### What to do
State the number of lines that contain the word "document", and add nothing else.

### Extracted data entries
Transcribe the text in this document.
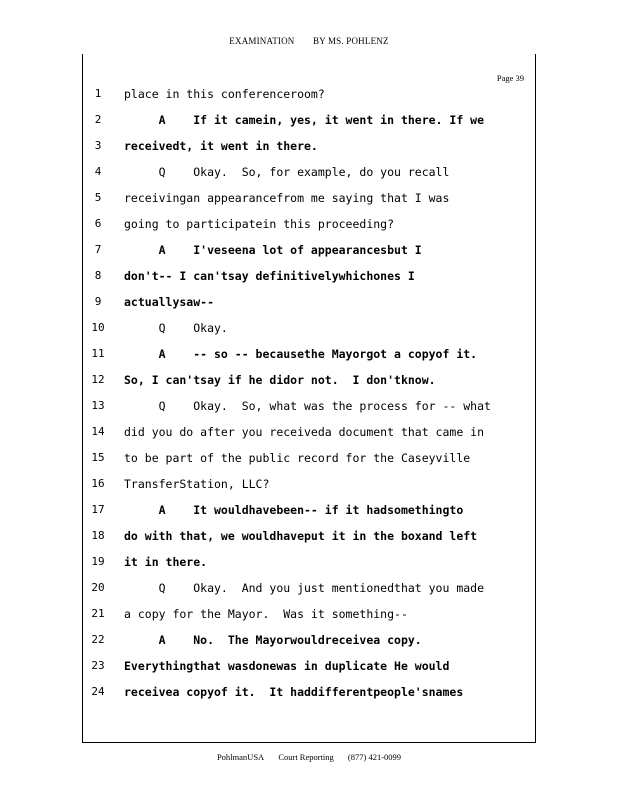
EXAMINATION BY MS. POHLENZ
Page 39
1	place in this conferenceroom?
2	A    If it camein, yes, it went in there. If we
3	receivedt, it went in there.
4	Q    Okay.  So, for example, do you recall
5	receivingan appearancefrom me saying that I was
6	going to participatein this proceeding?
7	A    I'veseena lot of appearancesbut I
8	don't-- I can'tsay definitivelywhichones I
9	actuallysaw--
10 Q    Okay.
11 A    -- so -- becausethe Mayorgot a copyof it.
12 So, I can'tsay if he didor not.  I don'tknow.
13 Q    Okay.  So, what was the process for -- what
14 did you do after you receiveda document that came in
15 to be part of the public record for the Caseyville
16 TransferStation, LLC?
17 A    It wouldhavebeen-- if it hadsomethingto
18 do with that, we wouldhaveput it in the boxand left
19 it in there.
20 Q    Okay.  And you just mentionedthat you made
21 a copy for the Mayor.  Was it something--
22 A    No.  The Mayorwouldreceivea copy.
23 Everythingthat wasdonewas in duplicate He would
24 receivea copyof it.  It haddifferentpeople'snames
PohlmanUSA Court Reporting (877) 421-0099
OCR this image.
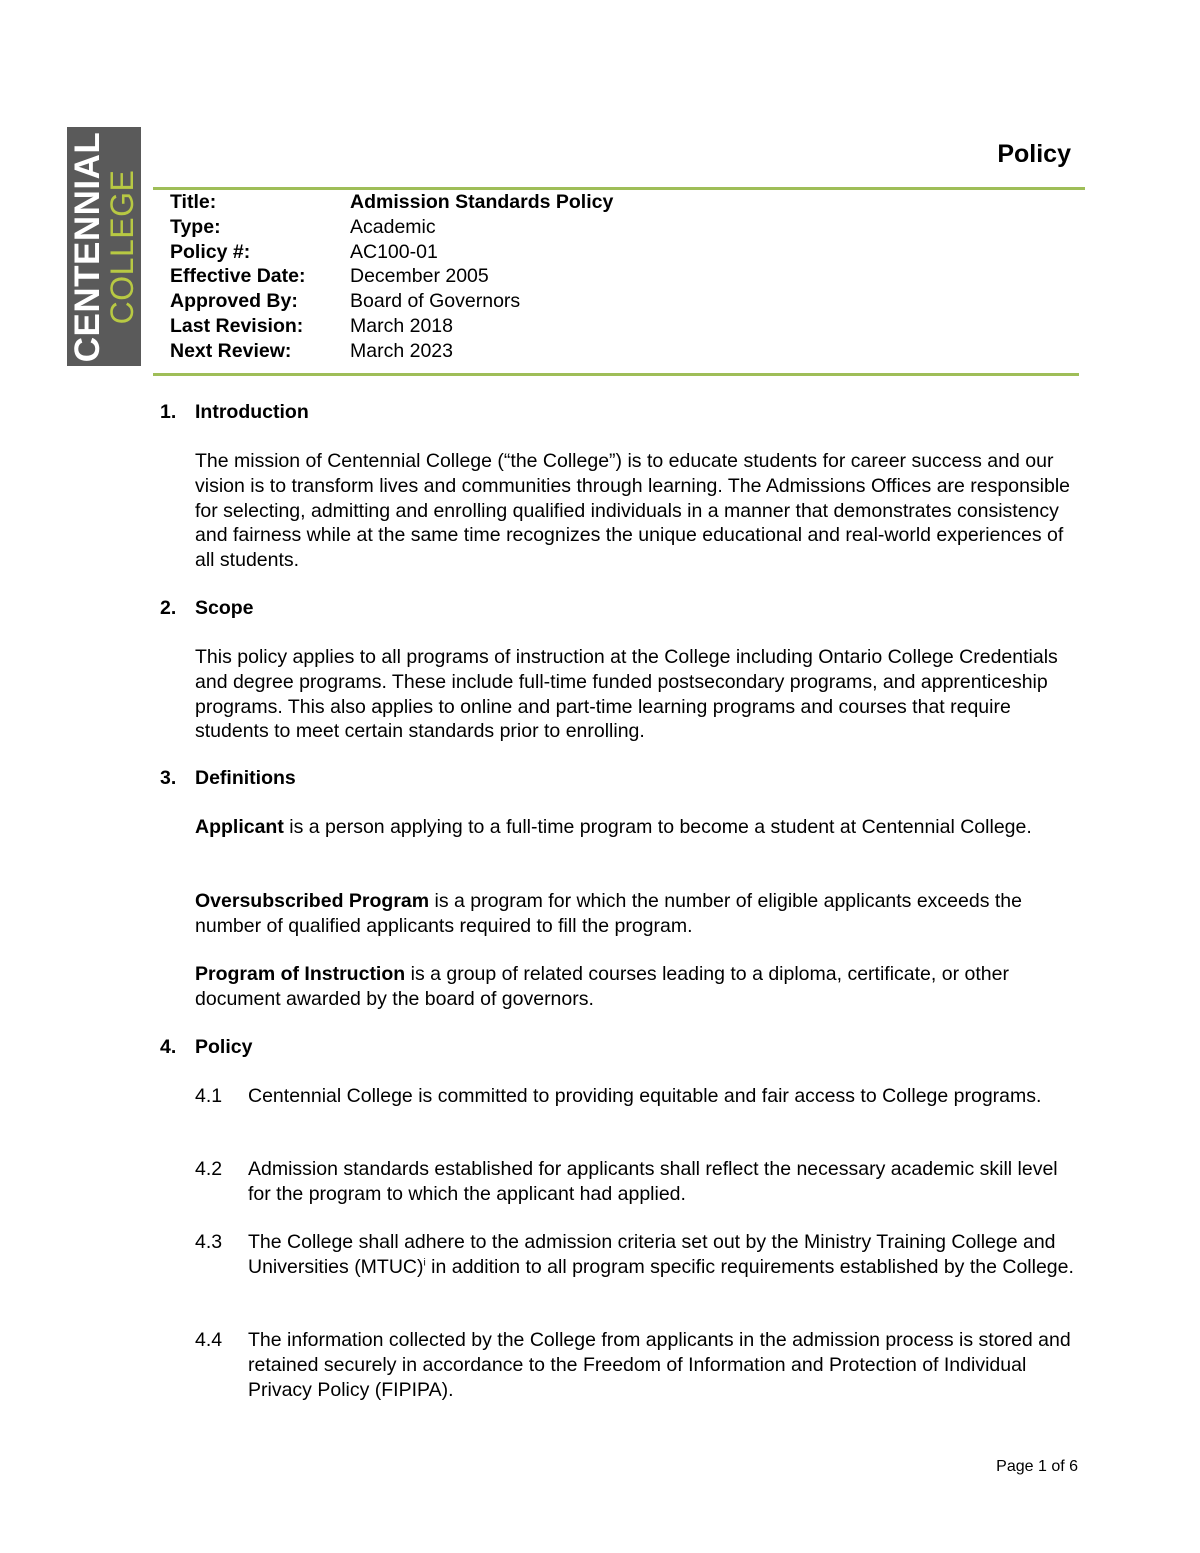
CENTENNIAL
COLLEGE
Policy
Title:	Admission Standards Policy
Type:	Academic
Policy #:	AC100-01
Effective Date:	December 2005
Approved By:	Board of Governors
Last Revision:	March 2018
Next Review:	March 2023
1. Introduction
The mission of Centennial College (“the College”) is to educate students for career success and our vision is to transform lives and communities through learning. The Admissions Offices are responsible for selecting, admitting and enrolling qualified individuals in a manner that demonstrates consistency and fairness while at the same time recognizes the unique educational and real-world experiences of all students.
2. Scope
This policy applies to all programs of instruction at the College including Ontario College Credentials and degree programs. These include full-time funded postsecondary programs, and apprenticeship programs. This also applies to online and part-time learning programs and courses that require students to meet certain standards prior to enrolling.
3. Definitions
Applicant is a person applying to a full-time program to become a student at Centennial College.
Oversubscribed Program is a program for which the number of eligible applicants exceeds the number of qualified applicants required to fill the program.
Program of Instruction is a group of related courses leading to a diploma, certificate, or other document awarded by the board of governors.
4. Policy
4.1 Centennial College is committed to providing equitable and fair access to College programs.
4.2 Admission standards established for applicants shall reflect the necessary academic skill level for the program to which the applicant had applied.
4.3 The College shall adhere to the admission criteria set out by the Ministry Training College and Universities (MTUC)$^i$ in addition to all program specific requirements established by the College.
4.4 The information collected by the College from applicants in the admission process is stored and retained securely in accordance to the Freedom of Information and Protection of Individual Privacy Policy (FIPIPA).
Page 1 of 6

### Exercise response
3